EXERCISE: Would you pull out every line of the material that contains the string "requests"?

PROVIDED MATERIAL:
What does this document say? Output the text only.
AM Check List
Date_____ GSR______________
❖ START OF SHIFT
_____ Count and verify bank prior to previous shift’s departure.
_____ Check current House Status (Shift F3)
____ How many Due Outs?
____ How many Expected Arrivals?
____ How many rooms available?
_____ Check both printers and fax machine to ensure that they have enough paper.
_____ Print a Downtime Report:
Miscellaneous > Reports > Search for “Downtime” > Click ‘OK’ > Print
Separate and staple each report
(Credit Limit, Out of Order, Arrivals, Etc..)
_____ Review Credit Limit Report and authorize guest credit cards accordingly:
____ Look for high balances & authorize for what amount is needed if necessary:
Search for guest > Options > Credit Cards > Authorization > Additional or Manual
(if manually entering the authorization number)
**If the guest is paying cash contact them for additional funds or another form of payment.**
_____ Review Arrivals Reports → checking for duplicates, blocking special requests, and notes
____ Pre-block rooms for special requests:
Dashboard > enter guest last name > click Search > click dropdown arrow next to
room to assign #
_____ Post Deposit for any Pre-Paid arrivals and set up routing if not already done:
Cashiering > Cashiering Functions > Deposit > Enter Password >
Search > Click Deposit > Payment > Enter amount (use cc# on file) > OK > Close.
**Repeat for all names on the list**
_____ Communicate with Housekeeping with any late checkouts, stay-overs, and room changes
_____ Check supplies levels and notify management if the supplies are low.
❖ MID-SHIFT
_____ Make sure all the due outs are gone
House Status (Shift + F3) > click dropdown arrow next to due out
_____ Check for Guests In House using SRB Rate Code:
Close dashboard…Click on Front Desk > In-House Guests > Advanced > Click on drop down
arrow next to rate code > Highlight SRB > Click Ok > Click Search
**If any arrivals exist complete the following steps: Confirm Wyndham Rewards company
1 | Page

TASK RESPONSE:
_____ Review Arrivals Reports → checking for duplicates, blocking special requests, and notes
____ Pre-block rooms for special requests:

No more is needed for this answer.